LISTED ENTRIES:
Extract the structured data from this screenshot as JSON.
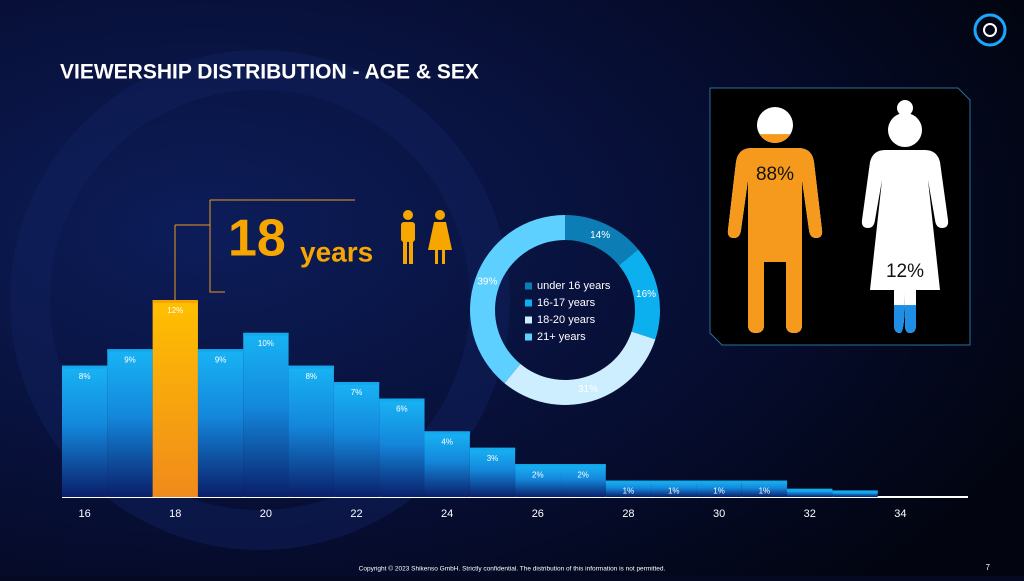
{
  "title": "VIEWERSHIP DISTRIBUTION - AGE & SEX",
  "footer": "Copyright  © 2023 Shikenso GmbH. Strictly confidential. The distribution of this information is not permitted.",
  "page_number": "7",
  "chart_data": [
    {
      "type": "bar",
      "x": [
        16,
        17,
        18,
        19,
        20,
        21,
        22,
        23,
        24,
        25,
        26,
        27,
        28,
        29,
        30,
        31,
        32,
        33
      ],
      "values": [
        8,
        9,
        12,
        9,
        10,
        8,
        7,
        6,
        4,
        3,
        2,
        2,
        1,
        1,
        1,
        1,
        0.5,
        0.4
      ],
      "value_labels": [
        "8%",
        "9%",
        "12%",
        "9%",
        "10%",
        "8%",
        "7%",
        "6%",
        "4%",
        "3%",
        "2%",
        "2%",
        "1%",
        "1%",
        "1%",
        "1%",
        null,
        null
      ],
      "xlim": [
        15.5,
        34.5
      ],
      "xticks": [
        16,
        18,
        20,
        22,
        24,
        26,
        28,
        30,
        32,
        34
      ],
      "ylim": [
        0,
        12
      ],
      "color": "#14a9ec",
      "highlight": {
        "x": 18,
        "color": "#f7a600"
      },
      "annotation": "18",
      "annotation_unit": "years"
    },
    {
      "type": "donut",
      "categories": [
        "under 16 years",
        "16-17 years",
        "18-20 years",
        "21+ years"
      ],
      "values": [
        14,
        16,
        31,
        39
      ],
      "value_labels": [
        "14%",
        "16%",
        "31%",
        "39%"
      ],
      "colors": [
        "#0d7db5",
        "#0db0ef",
        "#cdeeff",
        "#5dd0ff"
      ]
    },
    {
      "type": "pictogram",
      "values": [
        88,
        12
      ],
      "value_labels": [
        "88%",
        "12%"
      ],
      "colors": [
        "#f59a1c",
        "#1f8fe6"
      ]
    }
  ]
}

TASK: Quote the listing above in full, except for the pictures.

SOLVED EXERCISE:
Extract the structured data from this screenshot as JSON.
{
  "title": "VIEWERSHIP DISTRIBUTION - AGE & SEX",
  "footer": "Copyright  © 2023 Shikenso GmbH. Strictly confidential. The distribution of this information is not permitted.",
  "page_number": "7",
  "chart_data": [
    {
      "type": "bar",
      "x": [
        16,
        17,
        18,
        19,
        20,
        21,
        22,
        23,
        24,
        25,
        26,
        27,
        28,
        29,
        30,
        31,
        32,
        33
      ],
      "values": [
        8,
        9,
        12,
        9,
        10,
        8,
        7,
        6,
        4,
        3,
        2,
        2,
        1,
        1,
        1,
        1,
        0.5,
        0.4
      ],
      "value_labels": [
        "8%",
        "9%",
        "12%",
        "9%",
        "10%",
        "8%",
        "7%",
        "6%",
        "4%",
        "3%",
        "2%",
        "2%",
        "1%",
        "1%",
        "1%",
        "1%",
        null,
        null
      ],
      "xlim": [
        15.5,
        34.5
      ],
      "xticks": [
        16,
        18,
        20,
        22,
        24,
        26,
        28,
        30,
        32,
        34
      ],
      "ylim": [
        0,
        12
      ],
      "color": "#14a9ec",
      "highlight": {
        "x": 18,
        "color": "#f7a600"
      },
      "annotation": "18",
      "annotation_unit": "years"
    },
    {
      "type": "donut",
      "categories": [
        "under 16 years",
        "16-17 years",
        "18-20 years",
        "21+ years"
      ],
      "values": [
        14,
        16,
        31,
        39
      ],
      "value_labels": [
        "14%",
        "16%",
        "31%",
        "39%"
      ],
      "colors": [
        "#0d7db5",
        "#0db0ef",
        "#cdeeff",
        "#5dd0ff"
      ]
    },
    {
      "type": "pictogram",
      "values": [
        88,
        12
      ],
      "value_labels": [
        "88%",
        "12%"
      ],
      "colors": [
        "#f59a1c",
        "#1f8fe6"
      ]
    }
  ]
}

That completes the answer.